> **What is expected**
Copy out every record below exactly as written, but leave out any pictures.
───── Records provided ─────
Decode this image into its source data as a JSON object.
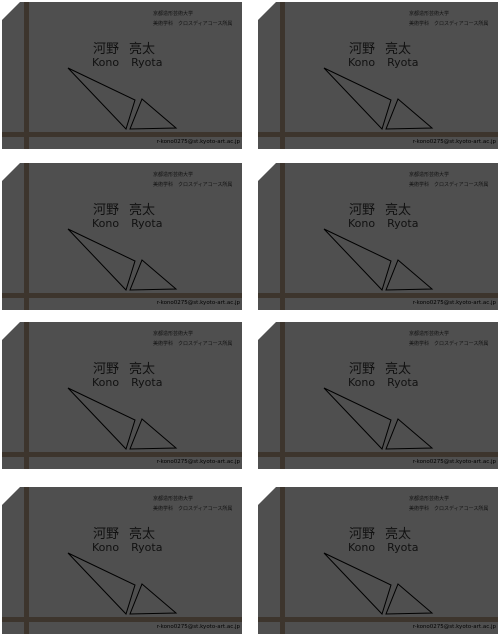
{
  "sheet": {
    "cards": [
      {
        "university": "京都造形芸術大学",
        "department": "美術学科　クロスディアコース所属",
        "name_jp_family": "河野",
        "name_jp_given": "亮太",
        "name_en_family": "Kono",
        "name_en_given": "Ryota",
        "email": "r-kono0275@st.kyoto-art.ac.jp"
      },
      {
        "university": "京都造形芸術大学",
        "department": "美術学科　クロスディアコース所属",
        "name_jp_family": "河野",
        "name_jp_given": "亮太",
        "name_en_family": "Kono",
        "name_en_given": "Ryota",
        "email": "r-kono0275@st.kyoto-art.ac.jp"
      },
      {
        "university": "京都造形芸術大学",
        "department": "美術学科　クロスディアコース所属",
        "name_jp_family": "河野",
        "name_jp_given": "亮太",
        "name_en_family": "Kono",
        "name_en_given": "Ryota",
        "email": "r-kono0275@st.kyoto-art.ac.jp"
      },
      {
        "university": "京都造形芸術大学",
        "department": "美術学科　クロスディアコース所属",
        "name_jp_family": "河野",
        "name_jp_given": "亮太",
        "name_en_family": "Kono",
        "name_en_given": "Ryota",
        "email": "r-kono0275@st.kyoto-art.ac.jp"
      },
      {
        "university": "京都造形芸術大学",
        "department": "美術学科　クロスディアコース所属",
        "name_jp_family": "河野",
        "name_jp_given": "亮太",
        "name_en_family": "Kono",
        "name_en_given": "Ryota",
        "email": "r-kono0275@st.kyoto-art.ac.jp"
      },
      {
        "university": "京都造形芸術大学",
        "department": "美術学科　クロスディアコース所属",
        "name_jp_family": "河野",
        "name_jp_given": "亮太",
        "name_en_family": "Kono",
        "name_en_given": "Ryota",
        "email": "r-kono0275@st.kyoto-art.ac.jp"
      },
      {
        "university": "京都造形芸術大学",
        "department": "美術学科　クロスディアコース所属",
        "name_jp_family": "河野",
        "name_jp_given": "亮太",
        "name_en_family": "Kono",
        "name_en_given": "Ryota",
        "email": "r-kono0275@st.kyoto-art.ac.jp"
      },
      {
        "university": "京都造形芸術大学",
        "department": "美術学科　クロスディアコース所属",
        "name_jp_family": "河野",
        "name_jp_given": "亮太",
        "name_en_family": "Kono",
        "name_en_given": "Ryota",
        "email": "r-kono0275@st.kyoto-art.ac.jp"
      }
    ]
  },
  "colors": {
    "card_background": "#4f4f4f",
    "accent_bars": "#3d352d",
    "text": "#111111",
    "page_background": "#ffffff"
  }
}
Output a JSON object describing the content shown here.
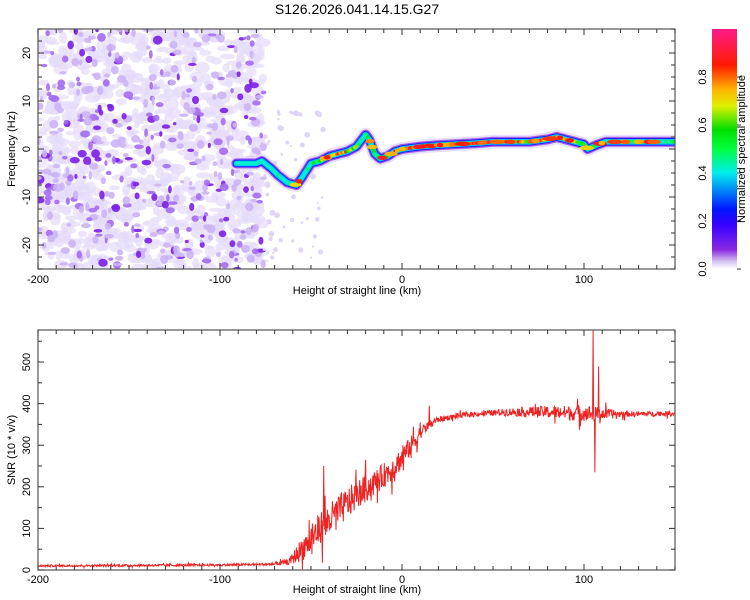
{
  "title": "S126.2026.041.14.15.G27",
  "chart_data": [
    {
      "type": "heatmap",
      "name": "spectrogram",
      "xlabel": "Height of straight line (km)",
      "ylabel": "Frequency (Hz)",
      "xlim": [
        -200,
        150
      ],
      "ylim": [
        -25,
        25
      ],
      "xticks": [
        -200,
        -100,
        0,
        100
      ],
      "yticks": [
        -20,
        -10,
        0,
        10,
        20
      ],
      "colorbar": {
        "label": "Normalized spectral amplitude",
        "range": [
          0.0,
          1.0
        ],
        "ticks": [
          "0.0",
          "0.2",
          "0.4",
          "0.6",
          "0.8"
        ],
        "colormap": "rainbow (white-violet-blue-cyan-green-yellow-red-magenta)"
      },
      "noise_region_x": [
        -200,
        -76
      ],
      "ridge": {
        "description": "Doppler ridge (center frequency vs height)",
        "x": [
          -91,
          -85,
          -80,
          -77,
          -72,
          -68,
          -63,
          -58,
          -55,
          -50,
          -45,
          -40,
          -35,
          -30,
          -25,
          -20,
          -18,
          -15,
          -12,
          -8,
          -4,
          0,
          10,
          20,
          30,
          40,
          50,
          60,
          70,
          80,
          85,
          90,
          95,
          100,
          102,
          105,
          108,
          112,
          120,
          130,
          140,
          150
        ],
        "y": [
          -3,
          -3,
          -3,
          -2.5,
          -4,
          -5.5,
          -7,
          -7.5,
          -6,
          -3,
          -2.5,
          -1.5,
          -1,
          -0.5,
          0.5,
          3,
          2,
          -1,
          -2,
          -1.5,
          -0.5,
          0,
          0.5,
          0.8,
          1,
          1.2,
          1.5,
          1.5,
          1.5,
          2,
          2.5,
          2,
          1.5,
          1,
          0,
          0.5,
          1,
          1.5,
          1.5,
          1.5,
          1.5,
          1.5
        ],
        "amplitude": [
          0.3,
          0.35,
          0.35,
          0.3,
          0.4,
          0.45,
          0.45,
          0.4,
          0.35,
          0.5,
          0.6,
          0.75,
          0.85,
          0.8,
          0.7,
          0.4,
          0.5,
          0.55,
          0.65,
          0.7,
          0.8,
          0.9,
          0.85,
          0.9,
          0.75,
          0.8,
          0.9,
          0.85,
          0.7,
          0.85,
          0.8,
          0.75,
          0.7,
          0.6,
          0.7,
          0.65,
          0.55,
          0.5,
          0.5,
          0.45,
          0.45,
          0.5
        ]
      }
    },
    {
      "type": "line",
      "name": "snr",
      "xlabel": "Height of straight line (km)",
      "ylabel": "SNR (10 * v/v)",
      "xlim": [
        -200,
        150
      ],
      "ylim": [
        0,
        577
      ],
      "xticks": [
        -200,
        -100,
        0,
        100
      ],
      "yticks": [
        0,
        100,
        200,
        300,
        400,
        500
      ],
      "color": "#ee2222",
      "series": [
        {
          "name": "SNR",
          "trend_x": [
            -200,
            -150,
            -100,
            -70,
            -62,
            -55,
            -45,
            -35,
            -25,
            -15,
            -5,
            0,
            5,
            10,
            15,
            20,
            30,
            40,
            50,
            60,
            70,
            80,
            90,
            100,
            110,
            120,
            130,
            140,
            150
          ],
          "trend_y": [
            10,
            11,
            12,
            14,
            20,
            50,
            100,
            140,
            180,
            210,
            245,
            270,
            300,
            330,
            350,
            362,
            370,
            375,
            378,
            380,
            380,
            380,
            378,
            378,
            375,
            375,
            375,
            376,
            376
          ],
          "noise_amplitude": [
            5,
            5,
            5,
            6,
            15,
            60,
            80,
            80,
            70,
            60,
            60,
            55,
            45,
            30,
            20,
            15,
            12,
            12,
            14,
            20,
            25,
            30,
            35,
            40,
            30,
            15,
            12,
            12,
            12
          ],
          "spikes": [
            {
              "x": -43,
              "y": 250
            },
            {
              "x": -20,
              "y": 265
            },
            {
              "x": 15,
              "y": 395
            },
            {
              "x": 105,
              "y": 577
            },
            {
              "x": 106,
              "y": 235
            },
            {
              "x": 108,
              "y": 490
            }
          ]
        }
      ]
    }
  ]
}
─────
> **Reply**
Decode this image into its source data as a JSON object.
{
  "sheet": {
    "cards": [
      {
        "university": "京都造形芸術大学",
        "department": "美術学科　クロスディアコース所属",
        "name_jp_family": "河野",
        "name_jp_given": "亮太",
        "name_en_family": "Kono",
        "name_en_given": "Ryota",
        "email": "r-kono0275@st.kyoto-art.ac.jp"
      },
      {
        "university": "京都造形芸術大学",
        "department": "美術学科　クロスディアコース所属",
        "name_jp_family": "河野",
        "name_jp_given": "亮太",
        "name_en_family": "Kono",
        "name_en_given": "Ryota",
        "email": "r-kono0275@st.kyoto-art.ac.jp"
      },
      {
        "university": "京都造形芸術大学",
        "department": "美術学科　クロスディアコース所属",
        "name_jp_family": "河野",
        "name_jp_given": "亮太",
        "name_en_family": "Kono",
        "name_en_given": "Ryota",
        "email": "r-kono0275@st.kyoto-art.ac.jp"
      },
      {
        "university": "京都造形芸術大学",
        "department": "美術学科　クロスディアコース所属",
        "name_jp_family": "河野",
        "name_jp_given": "亮太",
        "name_en_family": "Kono",
        "name_en_given": "Ryota",
        "email": "r-kono0275@st.kyoto-art.ac.jp"
      },
      {
        "university": "京都造形芸術大学",
        "department": "美術学科　クロスディアコース所属",
        "name_jp_family": "河野",
        "name_jp_given": "亮太",
        "name_en_family": "Kono",
        "name_en_given": "Ryota",
        "email": "r-kono0275@st.kyoto-art.ac.jp"
      },
      {
        "university": "京都造形芸術大学",
        "department": "美術学科　クロスディアコース所属",
        "name_jp_family": "河野",
        "name_jp_given": "亮太",
        "name_en_family": "Kono",
        "name_en_given": "Ryota",
        "email": "r-kono0275@st.kyoto-art.ac.jp"
      },
      {
        "university": "京都造形芸術大学",
        "department": "美術学科　クロスディアコース所属",
        "name_jp_family": "河野",
        "name_jp_given": "亮太",
        "name_en_family": "Kono",
        "name_en_given": "Ryota",
        "email": "r-kono0275@st.kyoto-art.ac.jp"
      },
      {
        "university": "京都造形芸術大学",
        "department": "美術学科　クロスディアコース所属",
        "name_jp_family": "河野",
        "name_jp_given": "亮太",
        "name_en_family": "Kono",
        "name_en_given": "Ryota",
        "email": "r-kono0275@st.kyoto-art.ac.jp"
      }
    ]
  },
  "colors": {
    "card_background": "#4f4f4f",
    "accent_bars": "#3d352d",
    "text": "#111111",
    "page_background": "#ffffff"
  }
}
Output a JSON object describing the content shown here.
{
  "title": "S126.2026.041.14.15.G27",
  "chart_data": [
    {
      "type": "heatmap",
      "name": "spectrogram",
      "xlabel": "Height of straight line (km)",
      "ylabel": "Frequency (Hz)",
      "xlim": [
        -200,
        150
      ],
      "ylim": [
        -25,
        25
      ],
      "xticks": [
        -200,
        -100,
        0,
        100
      ],
      "yticks": [
        -20,
        -10,
        0,
        10,
        20
      ],
      "colorbar": {
        "label": "Normalized spectral amplitude",
        "range": [
          0.0,
          1.0
        ],
        "ticks": [
          "0.0",
          "0.2",
          "0.4",
          "0.6",
          "0.8"
        ],
        "colormap": "rainbow (white-violet-blue-cyan-green-yellow-red-magenta)"
      },
      "noise_region_x": [
        -200,
        -76
      ],
      "ridge": {
        "description": "Doppler ridge (center frequency vs height)",
        "x": [
          -91,
          -85,
          -80,
          -77,
          -72,
          -68,
          -63,
          -58,
          -55,
          -50,
          -45,
          -40,
          -35,
          -30,
          -25,
          -20,
          -18,
          -15,
          -12,
          -8,
          -4,
          0,
          10,
          20,
          30,
          40,
          50,
          60,
          70,
          80,
          85,
          90,
          95,
          100,
          102,
          105,
          108,
          112,
          120,
          130,
          140,
          150
        ],
        "y": [
          -3,
          -3,
          -3,
          -2.5,
          -4,
          -5.5,
          -7,
          -7.5,
          -6,
          -3,
          -2.5,
          -1.5,
          -1,
          -0.5,
          0.5,
          3,
          2,
          -1,
          -2,
          -1.5,
          -0.5,
          0,
          0.5,
          0.8,
          1,
          1.2,
          1.5,
          1.5,
          1.5,
          2,
          2.5,
          2,
          1.5,
          1,
          0,
          0.5,
          1,
          1.5,
          1.5,
          1.5,
          1.5,
          1.5
        ],
        "amplitude": [
          0.3,
          0.35,
          0.35,
          0.3,
          0.4,
          0.45,
          0.45,
          0.4,
          0.35,
          0.5,
          0.6,
          0.75,
          0.85,
          0.8,
          0.7,
          0.4,
          0.5,
          0.55,
          0.65,
          0.7,
          0.8,
          0.9,
          0.85,
          0.9,
          0.75,
          0.8,
          0.9,
          0.85,
          0.7,
          0.85,
          0.8,
          0.75,
          0.7,
          0.6,
          0.7,
          0.65,
          0.55,
          0.5,
          0.5,
          0.45,
          0.45,
          0.5
        ]
      }
    },
    {
      "type": "line",
      "name": "snr",
      "xlabel": "Height of straight line (km)",
      "ylabel": "SNR (10 * v/v)",
      "xlim": [
        -200,
        150
      ],
      "ylim": [
        0,
        577
      ],
      "xticks": [
        -200,
        -100,
        0,
        100
      ],
      "yticks": [
        0,
        100,
        200,
        300,
        400,
        500
      ],
      "color": "#ee2222",
      "series": [
        {
          "name": "SNR",
          "trend_x": [
            -200,
            -150,
            -100,
            -70,
            -62,
            -55,
            -45,
            -35,
            -25,
            -15,
            -5,
            0,
            5,
            10,
            15,
            20,
            30,
            40,
            50,
            60,
            70,
            80,
            90,
            100,
            110,
            120,
            130,
            140,
            150
          ],
          "trend_y": [
            10,
            11,
            12,
            14,
            20,
            50,
            100,
            140,
            180,
            210,
            245,
            270,
            300,
            330,
            350,
            362,
            370,
            375,
            378,
            380,
            380,
            380,
            378,
            378,
            375,
            375,
            375,
            376,
            376
          ],
          "noise_amplitude": [
            5,
            5,
            5,
            6,
            15,
            60,
            80,
            80,
            70,
            60,
            60,
            55,
            45,
            30,
            20,
            15,
            12,
            12,
            14,
            20,
            25,
            30,
            35,
            40,
            30,
            15,
            12,
            12,
            12
          ],
          "spikes": [
            {
              "x": -43,
              "y": 250
            },
            {
              "x": -20,
              "y": 265
            },
            {
              "x": 15,
              "y": 395
            },
            {
              "x": 105,
              "y": 577
            },
            {
              "x": 106,
              "y": 235
            },
            {
              "x": 108,
              "y": 490
            }
          ]
        }
      ]
    }
  ]
}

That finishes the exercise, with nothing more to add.